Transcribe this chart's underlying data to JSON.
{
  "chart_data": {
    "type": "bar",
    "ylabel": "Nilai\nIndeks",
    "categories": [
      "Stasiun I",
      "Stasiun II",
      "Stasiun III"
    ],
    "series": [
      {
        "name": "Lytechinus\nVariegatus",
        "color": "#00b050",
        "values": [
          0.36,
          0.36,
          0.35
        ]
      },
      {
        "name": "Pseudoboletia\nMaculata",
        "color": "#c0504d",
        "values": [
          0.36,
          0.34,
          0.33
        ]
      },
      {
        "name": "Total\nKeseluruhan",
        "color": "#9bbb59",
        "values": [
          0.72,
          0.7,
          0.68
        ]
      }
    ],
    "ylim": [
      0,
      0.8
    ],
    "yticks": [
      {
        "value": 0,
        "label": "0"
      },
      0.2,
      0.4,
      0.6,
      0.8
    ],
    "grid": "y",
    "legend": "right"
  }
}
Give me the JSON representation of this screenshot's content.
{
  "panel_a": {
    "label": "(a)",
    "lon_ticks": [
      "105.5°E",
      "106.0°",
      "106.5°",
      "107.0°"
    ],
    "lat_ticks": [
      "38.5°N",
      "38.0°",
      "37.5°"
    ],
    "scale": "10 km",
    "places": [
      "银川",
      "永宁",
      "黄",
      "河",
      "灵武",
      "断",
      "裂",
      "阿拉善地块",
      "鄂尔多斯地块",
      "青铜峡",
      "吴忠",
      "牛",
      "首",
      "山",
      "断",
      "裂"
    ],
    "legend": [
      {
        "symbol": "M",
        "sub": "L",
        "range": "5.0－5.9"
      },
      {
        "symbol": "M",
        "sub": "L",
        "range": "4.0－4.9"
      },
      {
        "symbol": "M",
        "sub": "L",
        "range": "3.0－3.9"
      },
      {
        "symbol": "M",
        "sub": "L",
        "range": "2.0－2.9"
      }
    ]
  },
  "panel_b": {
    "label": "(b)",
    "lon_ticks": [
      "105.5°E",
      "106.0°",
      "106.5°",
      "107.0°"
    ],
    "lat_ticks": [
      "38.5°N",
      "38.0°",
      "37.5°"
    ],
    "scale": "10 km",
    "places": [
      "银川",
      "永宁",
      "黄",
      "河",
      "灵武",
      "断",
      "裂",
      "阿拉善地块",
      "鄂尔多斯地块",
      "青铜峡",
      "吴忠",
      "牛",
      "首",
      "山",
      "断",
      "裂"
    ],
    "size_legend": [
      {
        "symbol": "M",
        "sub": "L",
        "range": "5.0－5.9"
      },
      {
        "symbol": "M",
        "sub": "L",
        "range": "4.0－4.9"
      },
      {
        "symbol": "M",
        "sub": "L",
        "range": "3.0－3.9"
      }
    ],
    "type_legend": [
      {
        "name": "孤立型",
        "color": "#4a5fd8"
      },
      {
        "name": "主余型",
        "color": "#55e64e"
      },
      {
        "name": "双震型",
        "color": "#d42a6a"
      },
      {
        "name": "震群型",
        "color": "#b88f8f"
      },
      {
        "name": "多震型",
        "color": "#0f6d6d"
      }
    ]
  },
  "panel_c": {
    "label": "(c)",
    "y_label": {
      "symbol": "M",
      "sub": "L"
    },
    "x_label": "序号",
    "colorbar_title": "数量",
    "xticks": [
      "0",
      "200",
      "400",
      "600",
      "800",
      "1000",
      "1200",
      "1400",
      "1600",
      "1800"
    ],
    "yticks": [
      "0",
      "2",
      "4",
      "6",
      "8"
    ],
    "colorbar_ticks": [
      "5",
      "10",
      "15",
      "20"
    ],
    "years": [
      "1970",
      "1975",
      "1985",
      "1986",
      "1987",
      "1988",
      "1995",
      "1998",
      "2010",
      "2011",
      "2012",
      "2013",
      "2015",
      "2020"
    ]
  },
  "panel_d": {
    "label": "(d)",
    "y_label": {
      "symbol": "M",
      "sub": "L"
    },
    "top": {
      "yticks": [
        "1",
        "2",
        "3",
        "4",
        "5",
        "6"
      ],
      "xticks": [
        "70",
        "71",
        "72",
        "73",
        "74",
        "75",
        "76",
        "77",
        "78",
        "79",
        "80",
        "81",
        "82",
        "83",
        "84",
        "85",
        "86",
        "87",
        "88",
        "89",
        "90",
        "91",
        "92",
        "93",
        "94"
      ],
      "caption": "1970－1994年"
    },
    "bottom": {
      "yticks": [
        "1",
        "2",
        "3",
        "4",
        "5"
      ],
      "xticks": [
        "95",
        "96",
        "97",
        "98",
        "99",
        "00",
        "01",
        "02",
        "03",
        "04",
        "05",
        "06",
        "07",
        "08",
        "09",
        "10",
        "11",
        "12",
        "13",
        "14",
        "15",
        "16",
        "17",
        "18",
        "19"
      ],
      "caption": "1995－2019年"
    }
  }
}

▶ Short problem
Within the data above, count the lines that contain the string "this"; the reply is the number alone.

▶ Task result
2